2) Ya en el Antiguo Testamento puede leerse: “Si no hubiera esperado la resurrección de los caídos, habría sido inútil y ridículo rezar por los muertos… Por eso, encargó un sacrificio de expiación por los muertos, para que fueran liberados del pecado” (2 Mac 12, 44-46).
3) Es lo que dice el Nuevo Testamento. San Pablo escribe: “Que el Señor tenga misericordia de la casa de Onesíforo… Que el Señor le conceda hallar misericordia de parte del Señor en aquel día” (2 Tim 1, 16-18). Cuando escribe estas líneas, Onesíforo ya había muerto, y al implorar a Dios su salvación, está rezando por un difunto. Otro versículo del mismo San Pablo: “De otro modo, ¿qué obtendrán los que se bautizan por los muertos? Si es verdad que los muertos no van a resucitar en absoluto, ¿por qué se bautizan entonces por ellos?” (1 Cor 15, 29). Dos observaciones a este respecto. Esta costumbre que existía en su tiempo implicaba inevitablemente oraciones por los difuntos por quienes se iban a bautizar. Además nos muestra también que es posible para los vivos ayudar a quienes están en el más allá. En la primera carta de San Pedro, se dice además que Cristo “fue a predicar incluso a los espíritus en prisión” (1 Pe 3, 19-20). ¿Dónde estaban esos “espíritus en prisión”, sino en otro lugar distinto al paraíso o al infierno? Y en el Evangelio de San Mateo se lee que “quien hable contra el Espíritu Santo no será perdonado ni en este mundo ni en el otro” (Mt 12, 32). De donde puede concluirse que habrá pecados que serán perdonados en la eternidad. Pero ¿dónde, en la eternidad? ¿En el paraíso, donde nada sucio puede entrar, donde ningún pecado puede hallar refugio so pena de transformar ese paraíso en un lugar donde coexistan lo puro y lo impuro?

◆ ENTRADAS ENUMERADAS ◆

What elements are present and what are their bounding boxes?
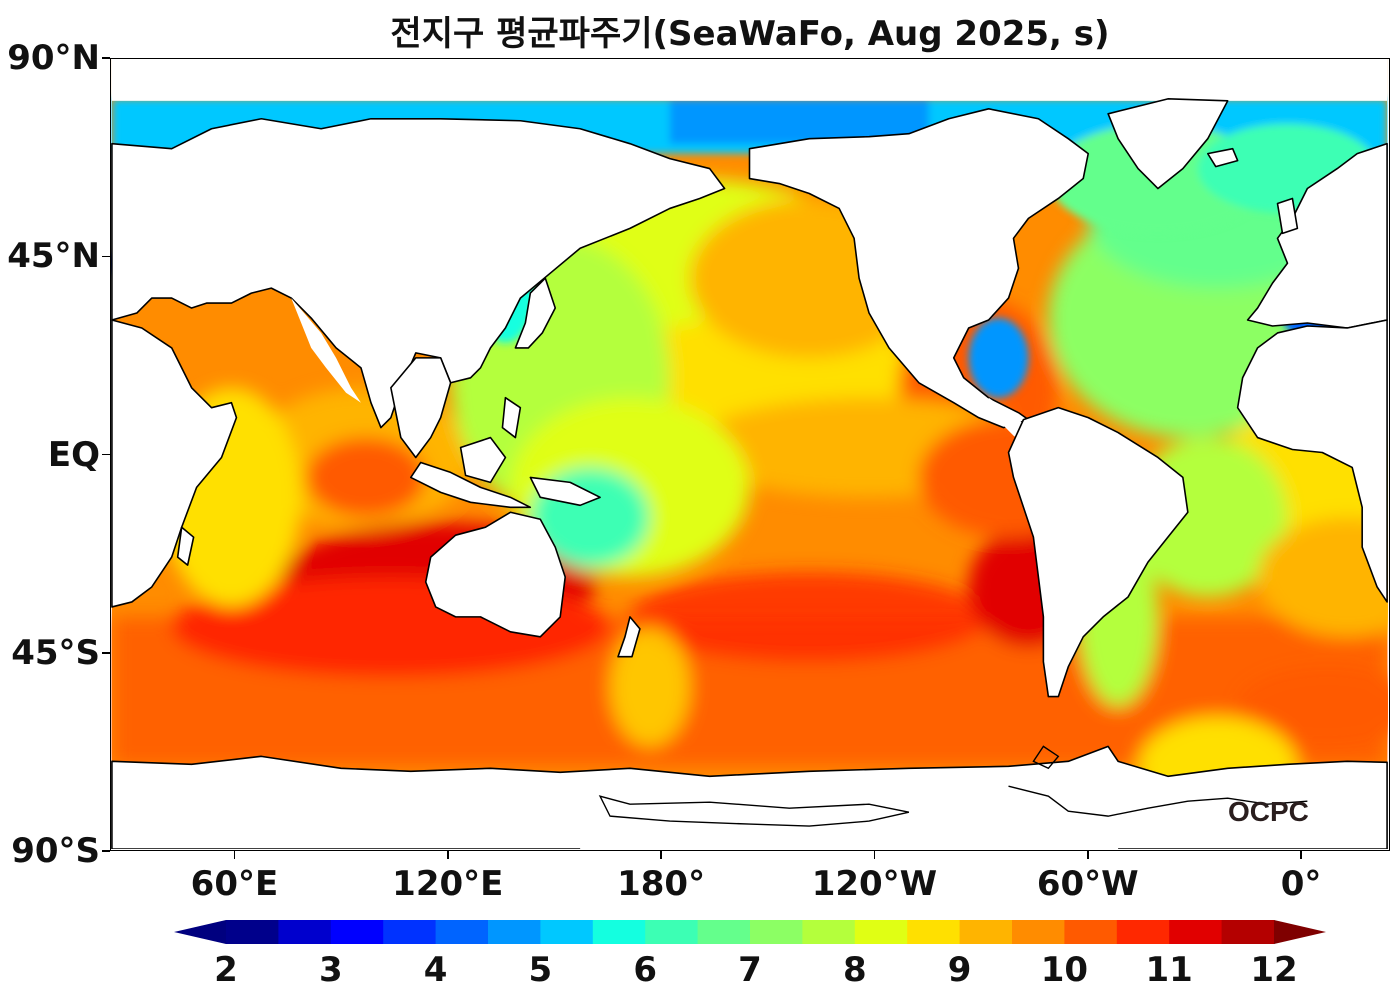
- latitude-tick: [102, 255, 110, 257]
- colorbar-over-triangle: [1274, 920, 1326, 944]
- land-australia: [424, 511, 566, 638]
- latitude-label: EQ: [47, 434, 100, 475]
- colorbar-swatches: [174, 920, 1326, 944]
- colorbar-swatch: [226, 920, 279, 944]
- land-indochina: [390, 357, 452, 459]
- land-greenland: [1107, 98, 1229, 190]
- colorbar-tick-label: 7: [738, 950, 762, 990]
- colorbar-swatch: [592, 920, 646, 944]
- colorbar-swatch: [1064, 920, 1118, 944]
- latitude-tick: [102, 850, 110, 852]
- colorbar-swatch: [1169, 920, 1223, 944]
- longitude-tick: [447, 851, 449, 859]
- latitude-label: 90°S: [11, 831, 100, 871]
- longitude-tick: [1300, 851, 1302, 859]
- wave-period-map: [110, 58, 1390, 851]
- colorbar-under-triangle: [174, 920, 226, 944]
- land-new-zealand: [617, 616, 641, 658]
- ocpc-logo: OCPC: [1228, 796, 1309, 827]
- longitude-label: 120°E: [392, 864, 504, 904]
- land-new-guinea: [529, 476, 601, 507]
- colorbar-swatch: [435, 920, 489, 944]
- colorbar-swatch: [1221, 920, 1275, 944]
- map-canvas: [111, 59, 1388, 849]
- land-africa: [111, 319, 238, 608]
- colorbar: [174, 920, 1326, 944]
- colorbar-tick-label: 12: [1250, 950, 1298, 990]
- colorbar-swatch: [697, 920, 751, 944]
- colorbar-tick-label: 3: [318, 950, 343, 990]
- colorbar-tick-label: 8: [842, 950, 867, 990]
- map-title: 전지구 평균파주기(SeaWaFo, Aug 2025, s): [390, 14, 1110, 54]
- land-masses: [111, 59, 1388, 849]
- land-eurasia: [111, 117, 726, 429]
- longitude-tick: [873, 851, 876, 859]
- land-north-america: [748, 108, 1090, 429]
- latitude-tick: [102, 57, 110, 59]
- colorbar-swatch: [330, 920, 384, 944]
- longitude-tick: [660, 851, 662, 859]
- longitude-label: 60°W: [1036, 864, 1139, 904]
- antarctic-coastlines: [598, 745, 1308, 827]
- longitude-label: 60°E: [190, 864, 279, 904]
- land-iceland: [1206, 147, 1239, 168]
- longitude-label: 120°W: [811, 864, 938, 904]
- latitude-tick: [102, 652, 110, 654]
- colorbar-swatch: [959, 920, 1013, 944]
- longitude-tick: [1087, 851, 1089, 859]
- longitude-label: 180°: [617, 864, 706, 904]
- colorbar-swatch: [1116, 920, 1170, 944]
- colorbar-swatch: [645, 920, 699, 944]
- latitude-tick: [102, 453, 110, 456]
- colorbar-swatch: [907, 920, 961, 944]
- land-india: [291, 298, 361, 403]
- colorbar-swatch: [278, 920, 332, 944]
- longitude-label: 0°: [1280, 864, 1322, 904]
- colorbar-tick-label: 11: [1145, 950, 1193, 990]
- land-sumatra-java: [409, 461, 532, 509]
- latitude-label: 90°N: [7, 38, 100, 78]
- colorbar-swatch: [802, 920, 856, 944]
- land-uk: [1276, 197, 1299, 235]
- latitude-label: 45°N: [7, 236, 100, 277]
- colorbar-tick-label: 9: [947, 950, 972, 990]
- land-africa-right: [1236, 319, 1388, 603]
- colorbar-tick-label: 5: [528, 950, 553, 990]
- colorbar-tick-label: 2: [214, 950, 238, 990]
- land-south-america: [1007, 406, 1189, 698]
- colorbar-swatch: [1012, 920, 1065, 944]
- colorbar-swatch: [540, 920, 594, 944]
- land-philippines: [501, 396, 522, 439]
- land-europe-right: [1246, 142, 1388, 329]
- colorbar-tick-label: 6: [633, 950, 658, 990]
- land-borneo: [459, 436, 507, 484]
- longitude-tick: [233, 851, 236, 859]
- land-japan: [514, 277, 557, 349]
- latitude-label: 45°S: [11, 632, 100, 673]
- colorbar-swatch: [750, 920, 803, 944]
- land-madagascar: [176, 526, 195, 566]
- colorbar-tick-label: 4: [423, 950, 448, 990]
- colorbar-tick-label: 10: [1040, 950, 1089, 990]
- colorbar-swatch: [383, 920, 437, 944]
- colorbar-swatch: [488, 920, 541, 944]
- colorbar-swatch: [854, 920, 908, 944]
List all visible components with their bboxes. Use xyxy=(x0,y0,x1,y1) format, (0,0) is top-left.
...
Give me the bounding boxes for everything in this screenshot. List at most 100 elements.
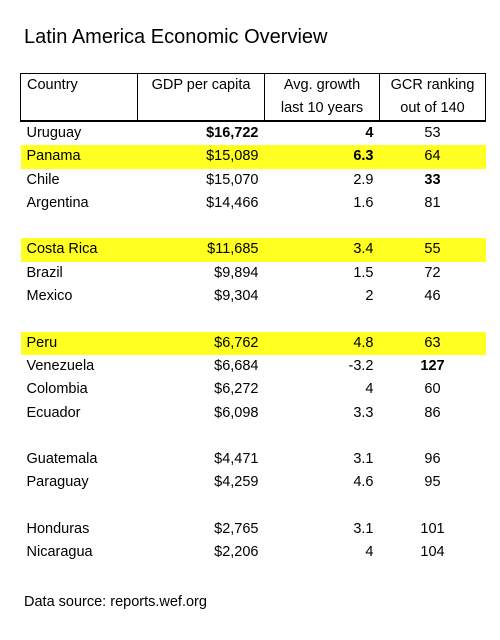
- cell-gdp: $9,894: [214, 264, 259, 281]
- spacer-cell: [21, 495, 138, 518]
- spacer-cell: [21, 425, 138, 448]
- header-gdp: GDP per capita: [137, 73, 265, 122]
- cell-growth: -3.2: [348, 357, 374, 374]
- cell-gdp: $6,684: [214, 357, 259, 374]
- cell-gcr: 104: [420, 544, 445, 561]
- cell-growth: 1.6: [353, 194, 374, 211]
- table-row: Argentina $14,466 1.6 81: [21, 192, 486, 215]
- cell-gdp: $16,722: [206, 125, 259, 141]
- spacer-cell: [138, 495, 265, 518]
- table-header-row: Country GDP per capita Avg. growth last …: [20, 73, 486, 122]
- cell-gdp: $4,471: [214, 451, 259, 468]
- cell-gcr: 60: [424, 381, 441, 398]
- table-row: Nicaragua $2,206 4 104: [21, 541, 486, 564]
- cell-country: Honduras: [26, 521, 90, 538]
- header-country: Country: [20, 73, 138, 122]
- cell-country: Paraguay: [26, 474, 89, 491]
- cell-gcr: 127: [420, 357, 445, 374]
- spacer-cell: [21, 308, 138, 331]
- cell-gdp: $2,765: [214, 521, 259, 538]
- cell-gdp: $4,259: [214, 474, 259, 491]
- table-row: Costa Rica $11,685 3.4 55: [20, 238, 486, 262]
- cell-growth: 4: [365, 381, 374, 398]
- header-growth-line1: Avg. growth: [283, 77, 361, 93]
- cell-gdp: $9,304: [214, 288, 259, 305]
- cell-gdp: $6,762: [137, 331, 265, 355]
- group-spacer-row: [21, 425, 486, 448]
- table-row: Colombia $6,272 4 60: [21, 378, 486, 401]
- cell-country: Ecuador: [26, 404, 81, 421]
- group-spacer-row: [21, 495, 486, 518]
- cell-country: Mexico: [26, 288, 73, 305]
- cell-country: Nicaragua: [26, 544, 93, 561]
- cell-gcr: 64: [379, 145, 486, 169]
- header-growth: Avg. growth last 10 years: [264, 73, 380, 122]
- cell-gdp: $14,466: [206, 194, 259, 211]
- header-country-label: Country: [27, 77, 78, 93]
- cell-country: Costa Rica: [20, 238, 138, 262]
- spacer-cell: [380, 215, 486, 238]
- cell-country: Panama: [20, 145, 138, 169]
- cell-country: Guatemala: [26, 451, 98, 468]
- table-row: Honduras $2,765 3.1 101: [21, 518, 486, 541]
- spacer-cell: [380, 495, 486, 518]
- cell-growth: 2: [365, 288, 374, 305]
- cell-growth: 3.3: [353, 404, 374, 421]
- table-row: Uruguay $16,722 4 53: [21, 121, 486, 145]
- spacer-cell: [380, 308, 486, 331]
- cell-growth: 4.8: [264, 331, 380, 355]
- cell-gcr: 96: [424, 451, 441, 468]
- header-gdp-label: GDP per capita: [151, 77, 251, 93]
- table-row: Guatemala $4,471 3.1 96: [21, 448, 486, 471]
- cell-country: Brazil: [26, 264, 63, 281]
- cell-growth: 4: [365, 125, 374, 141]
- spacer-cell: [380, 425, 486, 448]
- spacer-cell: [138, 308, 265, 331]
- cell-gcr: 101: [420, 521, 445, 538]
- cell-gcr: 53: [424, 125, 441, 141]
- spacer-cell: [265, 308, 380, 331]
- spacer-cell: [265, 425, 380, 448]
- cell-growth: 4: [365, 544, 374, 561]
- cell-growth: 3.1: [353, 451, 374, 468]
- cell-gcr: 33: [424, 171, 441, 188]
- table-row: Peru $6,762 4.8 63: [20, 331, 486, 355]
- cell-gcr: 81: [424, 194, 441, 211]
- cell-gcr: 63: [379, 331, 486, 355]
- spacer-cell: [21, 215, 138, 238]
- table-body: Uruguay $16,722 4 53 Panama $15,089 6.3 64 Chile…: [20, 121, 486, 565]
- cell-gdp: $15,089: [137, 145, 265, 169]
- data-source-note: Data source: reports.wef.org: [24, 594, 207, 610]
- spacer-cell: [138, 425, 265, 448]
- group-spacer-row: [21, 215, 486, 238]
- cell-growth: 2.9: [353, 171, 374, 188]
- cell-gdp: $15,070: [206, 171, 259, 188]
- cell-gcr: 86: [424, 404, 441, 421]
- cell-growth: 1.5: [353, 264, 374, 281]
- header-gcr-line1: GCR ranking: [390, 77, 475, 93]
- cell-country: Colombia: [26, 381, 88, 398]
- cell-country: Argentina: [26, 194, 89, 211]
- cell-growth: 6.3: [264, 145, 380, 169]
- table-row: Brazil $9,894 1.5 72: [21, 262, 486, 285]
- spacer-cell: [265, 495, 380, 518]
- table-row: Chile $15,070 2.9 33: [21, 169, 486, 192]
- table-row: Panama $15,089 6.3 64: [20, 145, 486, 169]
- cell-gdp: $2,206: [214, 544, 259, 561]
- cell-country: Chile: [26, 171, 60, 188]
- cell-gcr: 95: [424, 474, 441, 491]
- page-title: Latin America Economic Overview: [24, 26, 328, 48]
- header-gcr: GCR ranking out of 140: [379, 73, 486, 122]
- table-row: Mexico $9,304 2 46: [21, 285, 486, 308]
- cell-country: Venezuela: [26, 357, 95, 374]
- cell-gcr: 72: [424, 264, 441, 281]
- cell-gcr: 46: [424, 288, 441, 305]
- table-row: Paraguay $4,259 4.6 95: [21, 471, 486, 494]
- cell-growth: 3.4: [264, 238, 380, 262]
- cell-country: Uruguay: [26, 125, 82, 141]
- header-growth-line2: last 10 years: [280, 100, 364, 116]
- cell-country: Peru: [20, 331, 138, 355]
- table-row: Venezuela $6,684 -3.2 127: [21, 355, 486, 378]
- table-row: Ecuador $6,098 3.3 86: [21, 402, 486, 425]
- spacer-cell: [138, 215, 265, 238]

◆ TAREA A REALIZAR ◆
Reproduzca íntegramente y sin ninguna modificación el fragmento sobre las oraciones por los difuntos.

◆ RESPUESTA AL EJERCICIO ◆
2) Ya en el Antiguo Testamento puede leerse: “Si no hubiera esperado la resurrección de los caídos, habría sido inútil y ridículo rezar por los muertos… Por eso, encargó un sacrificio de expiación por los muertos, para que fueran liberados del pecado” (2 Mac 12, 44-46).
3) Es lo que dice el Nuevo Testamento. San Pablo escribe: “Que el Señor tenga misericordia de la casa de Onesíforo… Que el Señor le conceda hallar misericordia de parte del Señor en aquel día” (2 Tim 1, 16-18). Cuando escribe estas líneas, Onesíforo ya había muerto, y al implorar a Dios su salvación, está rezando por un difunto. Otro versículo del mismo San Pablo: “De otro modo, ¿qué obtendrán los que se bautizan por los muertos? Si es verdad que los muertos no van a resucitar en absoluto, ¿por qué se bautizan entonces por ellos?” (1 Cor 15, 29). Dos observaciones a este respecto. Esta costumbre que existía en su tiempo implicaba inevitablemente oraciones por los difuntos por quienes se iban a bautizar. Además nos muestra también que es posible para los vivos ayudar a quienes están en el más allá. En la primera carta de San Pedro, se dice además que Cristo “fue a predicar incluso a los espíritus en prisión” (1 Pe 3, 19-20). ¿Dónde estaban esos “espíritus en prisión”, sino en otro lugar distinto al paraíso o al infierno? Y en el Evangelio de San Mateo se lee que “quien hable contra el Espíritu Santo no será perdonado ni en este mundo ni en el otro” (Mt 12, 32). De donde puede concluirse que habrá pecados que serán perdonados en la eternidad. Pero ¿dónde, en la eternidad? ¿En el paraíso, donde nada sucio puede entrar, donde ningún pecado puede hallar refugio so pena de transformar ese paraíso en un lugar donde coexistan lo puro y lo impuro?